Pick out each line below containing "this".

### GIVEN ENTRIES

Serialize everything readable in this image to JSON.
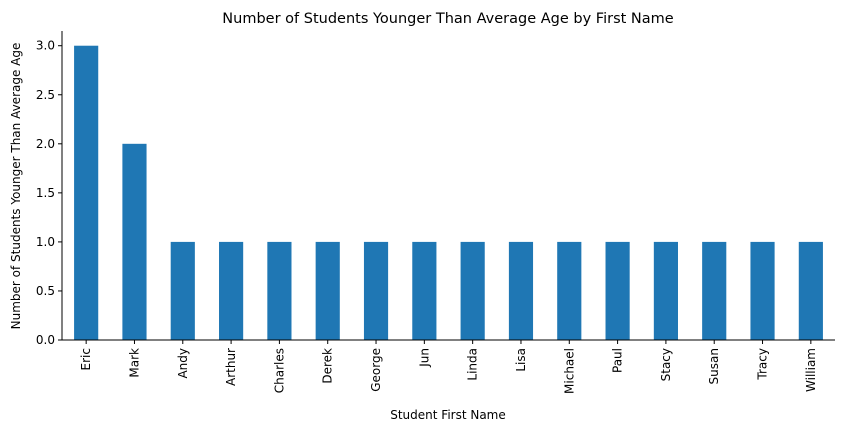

######
### GIVEN ENTRIES

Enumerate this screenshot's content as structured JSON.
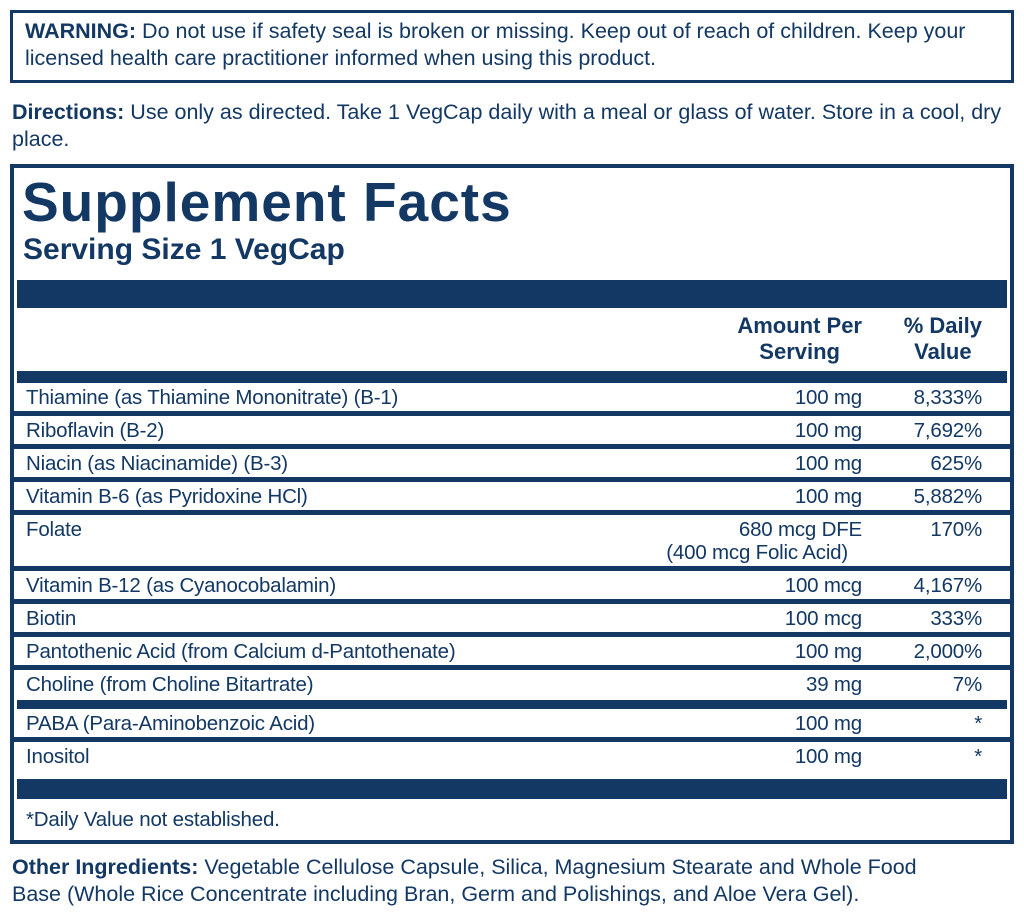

######
### GIVEN ENTRIES

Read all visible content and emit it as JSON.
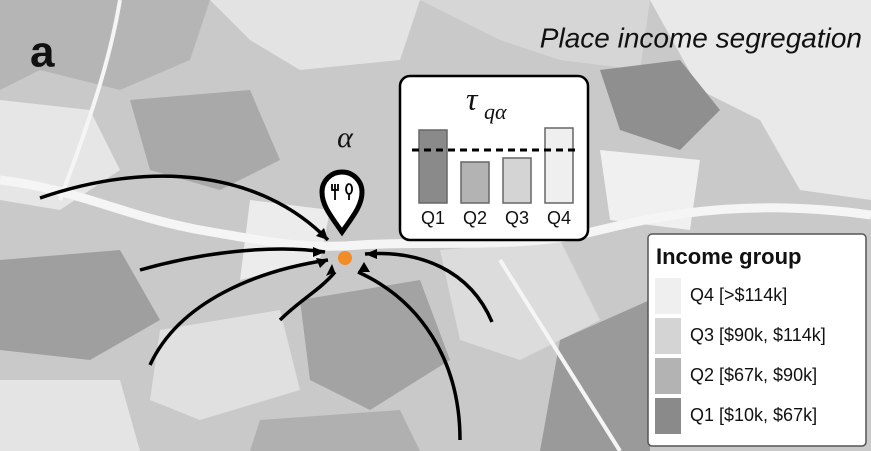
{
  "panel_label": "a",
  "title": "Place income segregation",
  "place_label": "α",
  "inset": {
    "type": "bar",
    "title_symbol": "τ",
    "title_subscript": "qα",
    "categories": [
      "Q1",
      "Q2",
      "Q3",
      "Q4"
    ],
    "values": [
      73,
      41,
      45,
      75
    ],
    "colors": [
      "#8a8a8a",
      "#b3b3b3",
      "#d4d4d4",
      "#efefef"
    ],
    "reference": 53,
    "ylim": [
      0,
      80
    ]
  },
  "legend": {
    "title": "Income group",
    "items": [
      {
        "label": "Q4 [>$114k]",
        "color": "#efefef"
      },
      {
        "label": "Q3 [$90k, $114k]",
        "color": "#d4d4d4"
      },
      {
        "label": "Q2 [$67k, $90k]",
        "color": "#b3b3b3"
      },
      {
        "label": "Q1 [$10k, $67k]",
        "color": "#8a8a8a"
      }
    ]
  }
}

######

FINAL ANSWER >>
Serialize everything readable in this image to JSON.
Enumerate this screenshot's content as structured JSON.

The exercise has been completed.